RECORDS SUPPLIED —
<<<<
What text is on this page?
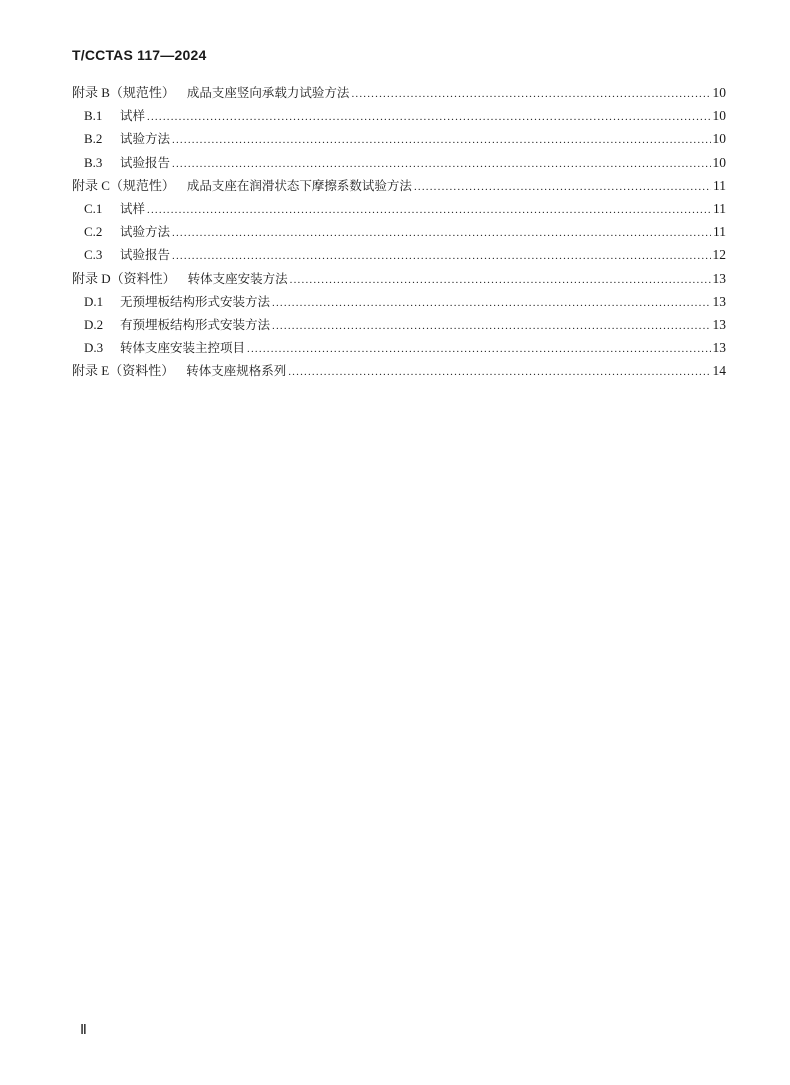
T/CCTAS 117—2024
附录 B（规范性） 成品支座竖向承载力试验方法 .....	10
B.1 试样 .....	10
B.2 试验方法 .....	10
B.3 试验报告 .....	10
附录 C（规范性） 成品支座在润滑状态下摩擦系数试验方法 .....	11
C.1 试样 .....	11
C.2 试验方法 .....	11
C.3 试验报告 .....	12
附录 D（资料性） 转体支座安装方法 .....	13
D.1 无预埋板结构形式安装方法 .....	13
D.2 有预埋板结构形式安装方法 .....	13
D.3 转体支座安装主控项目 .....	13
附录 E（资料性） 转体支座规格系列 .....	14
Ⅱ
>>>>
Write every record out again exactly; no pictures belong in the copy.

What text is on this page?
T/CCTAS 117—2024
附录 B（规范性） 成品支座竖向承载力试验方法 .....	10
B.1 试样 .....	10
B.2 试验方法 .....	10
B.3 试验报告 .....	10
附录 C（规范性） 成品支座在润滑状态下摩擦系数试验方法 .....	11
C.1 试样 .....	11
C.2 试验方法 .....	11
C.3 试验报告 .....	12
附录 D（资料性） 转体支座安装方法 .....	13
D.1 无预埋板结构形式安装方法 .....	13
D.2 有预埋板结构形式安装方法 .....	13
D.3 转体支座安装主控项目 .....	13
附录 E（资料性） 转体支座规格系列 .....	14
Ⅱ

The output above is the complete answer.